— Job —
Copy out the entries in full and with complete accuracy; pictures are excluded.
# Start of Supplied data
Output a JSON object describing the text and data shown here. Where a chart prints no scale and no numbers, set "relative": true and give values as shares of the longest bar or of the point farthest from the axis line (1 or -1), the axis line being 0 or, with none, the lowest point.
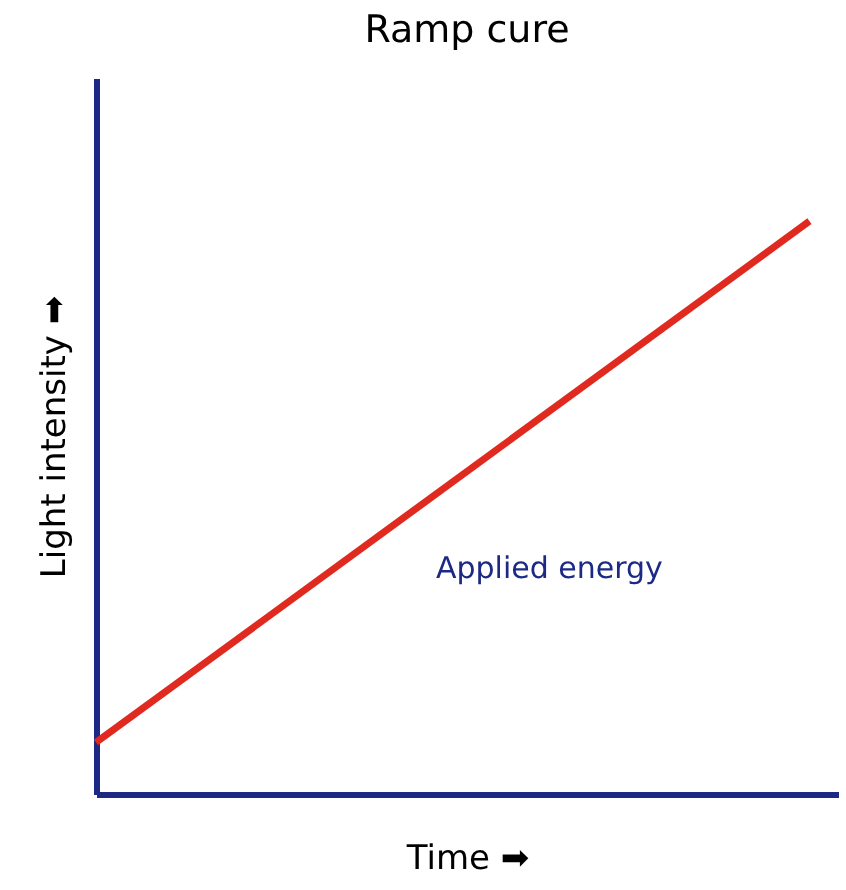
{
  "chart_data": {
    "type": "line",
    "title": "Ramp cure",
    "xlabel": "Time ➡",
    "ylabel": "Light intensity ➡",
    "categories": [
      null,
      null
    ],
    "series": [
      {
        "color": "#e02a1f",
        "values": [
          0.09,
          1
        ]
      }
    ],
    "relative": true,
    "grid": false,
    "marker": "none",
    "line_style": "solid",
    "annotations": [
      "Applied energy"
    ]
  }
}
# End of Supplied data
— In response —
Output a JSON object describing the text and data shown here. Where a chart prints no scale and no numbers, set "relative": true and give values as shares of the longest bar or of the point farthest from the axis line (1 or -1), the axis line being 0 or, with none, the lowest point.
{
  "chart_data": {
    "type": "line",
    "title": "Ramp cure",
    "xlabel": "Time ➡",
    "ylabel": "Light intensity ➡",
    "categories": [
      null,
      null
    ],
    "series": [
      {
        "color": "#e02a1f",
        "values": [
          0.09,
          1
        ]
      }
    ],
    "relative": true,
    "grid": false,
    "marker": "none",
    "line_style": "solid",
    "annotations": [
      "Applied energy"
    ]
  }
}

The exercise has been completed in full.